◆ **WORK INSTRUCTIONS**
Read the listing below and copy out every line that holds "this".

◆ **DATA PROVIDED**
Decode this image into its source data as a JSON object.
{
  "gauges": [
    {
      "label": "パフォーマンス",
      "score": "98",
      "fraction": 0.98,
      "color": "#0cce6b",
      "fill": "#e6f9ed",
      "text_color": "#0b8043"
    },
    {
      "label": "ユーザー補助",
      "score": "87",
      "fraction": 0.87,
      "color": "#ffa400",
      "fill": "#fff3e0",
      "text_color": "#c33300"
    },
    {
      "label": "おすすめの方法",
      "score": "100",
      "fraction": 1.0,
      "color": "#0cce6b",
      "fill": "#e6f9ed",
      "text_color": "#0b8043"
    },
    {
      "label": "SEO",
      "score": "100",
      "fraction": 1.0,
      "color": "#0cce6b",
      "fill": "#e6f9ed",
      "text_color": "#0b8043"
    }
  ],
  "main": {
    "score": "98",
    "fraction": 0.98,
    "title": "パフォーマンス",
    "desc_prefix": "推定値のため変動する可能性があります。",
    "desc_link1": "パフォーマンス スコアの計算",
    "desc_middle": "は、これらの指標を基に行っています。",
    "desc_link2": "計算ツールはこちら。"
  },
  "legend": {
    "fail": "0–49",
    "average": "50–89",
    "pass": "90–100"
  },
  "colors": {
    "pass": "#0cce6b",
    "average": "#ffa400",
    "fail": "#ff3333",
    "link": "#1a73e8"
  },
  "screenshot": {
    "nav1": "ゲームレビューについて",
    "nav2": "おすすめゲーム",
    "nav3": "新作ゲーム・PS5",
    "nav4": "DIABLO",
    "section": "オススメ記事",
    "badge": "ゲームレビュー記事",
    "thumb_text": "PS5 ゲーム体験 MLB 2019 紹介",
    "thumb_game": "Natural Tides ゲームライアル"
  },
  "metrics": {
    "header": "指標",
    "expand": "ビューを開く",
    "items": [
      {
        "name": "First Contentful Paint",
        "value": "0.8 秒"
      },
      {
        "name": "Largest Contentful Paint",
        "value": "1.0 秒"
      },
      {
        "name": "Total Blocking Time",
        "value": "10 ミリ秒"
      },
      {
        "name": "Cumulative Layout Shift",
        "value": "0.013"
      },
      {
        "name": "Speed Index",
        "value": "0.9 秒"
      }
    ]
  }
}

--

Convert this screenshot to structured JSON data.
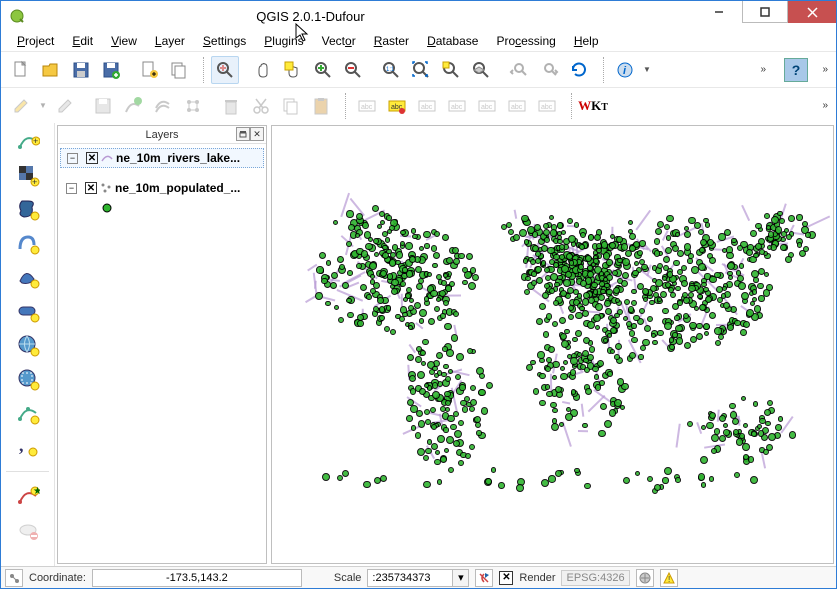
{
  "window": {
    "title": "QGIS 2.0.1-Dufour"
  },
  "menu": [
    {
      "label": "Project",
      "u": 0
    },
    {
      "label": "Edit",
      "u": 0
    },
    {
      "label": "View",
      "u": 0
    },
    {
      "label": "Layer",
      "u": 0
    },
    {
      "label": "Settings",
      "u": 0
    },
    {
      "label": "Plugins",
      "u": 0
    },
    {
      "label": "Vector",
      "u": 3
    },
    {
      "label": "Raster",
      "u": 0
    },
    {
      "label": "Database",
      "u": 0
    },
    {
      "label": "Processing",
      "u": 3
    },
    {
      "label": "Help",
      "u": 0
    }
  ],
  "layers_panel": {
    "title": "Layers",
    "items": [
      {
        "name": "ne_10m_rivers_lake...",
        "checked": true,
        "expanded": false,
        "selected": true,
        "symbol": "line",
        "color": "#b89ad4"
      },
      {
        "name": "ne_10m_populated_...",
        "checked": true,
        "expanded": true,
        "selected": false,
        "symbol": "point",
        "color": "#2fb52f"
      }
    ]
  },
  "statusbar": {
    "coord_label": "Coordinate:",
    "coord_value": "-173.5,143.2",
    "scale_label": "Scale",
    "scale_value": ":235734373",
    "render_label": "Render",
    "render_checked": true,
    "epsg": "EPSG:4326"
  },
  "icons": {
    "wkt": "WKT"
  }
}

--

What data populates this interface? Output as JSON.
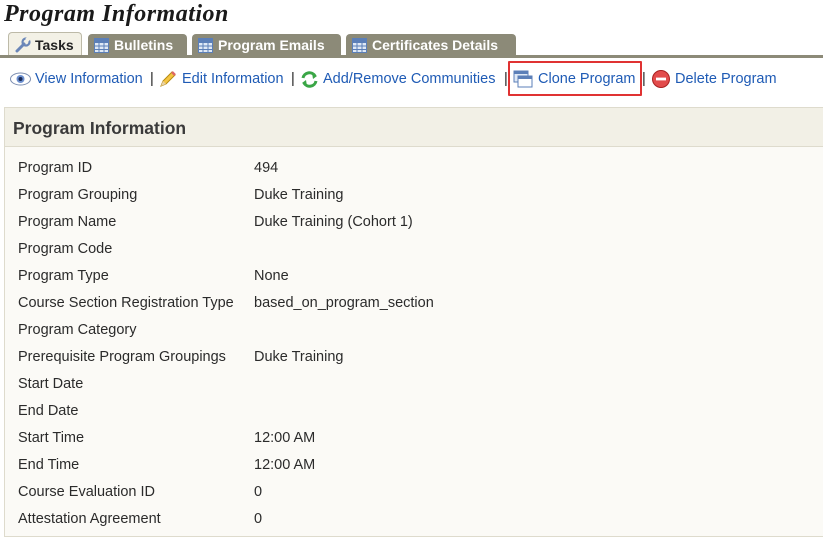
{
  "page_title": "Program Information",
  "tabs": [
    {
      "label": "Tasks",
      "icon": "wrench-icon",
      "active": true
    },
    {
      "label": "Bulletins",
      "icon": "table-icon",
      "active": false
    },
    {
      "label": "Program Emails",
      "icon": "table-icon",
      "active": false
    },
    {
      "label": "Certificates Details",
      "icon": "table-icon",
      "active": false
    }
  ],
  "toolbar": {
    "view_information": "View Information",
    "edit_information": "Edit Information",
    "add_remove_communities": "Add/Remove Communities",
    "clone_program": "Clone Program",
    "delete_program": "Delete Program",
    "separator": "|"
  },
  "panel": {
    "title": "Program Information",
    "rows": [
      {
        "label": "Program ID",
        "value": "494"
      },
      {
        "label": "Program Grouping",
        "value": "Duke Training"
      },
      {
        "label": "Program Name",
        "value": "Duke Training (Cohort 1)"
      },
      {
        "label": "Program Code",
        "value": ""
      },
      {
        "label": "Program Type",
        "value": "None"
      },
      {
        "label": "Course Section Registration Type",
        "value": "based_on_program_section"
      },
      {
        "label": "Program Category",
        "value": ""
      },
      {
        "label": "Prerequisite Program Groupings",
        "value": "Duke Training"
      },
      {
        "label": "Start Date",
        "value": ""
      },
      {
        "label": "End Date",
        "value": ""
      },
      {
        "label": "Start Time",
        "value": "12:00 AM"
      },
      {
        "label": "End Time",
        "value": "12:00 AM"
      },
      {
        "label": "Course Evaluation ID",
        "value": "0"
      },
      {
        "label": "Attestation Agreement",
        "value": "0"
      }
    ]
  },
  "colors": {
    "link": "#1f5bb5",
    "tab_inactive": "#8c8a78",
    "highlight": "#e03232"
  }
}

◆ **RESPONSE**
Decode this image into its source data as a JSON object.
Convert this screenshot to structured JSON data.
What data populates this interface? Output as JSON.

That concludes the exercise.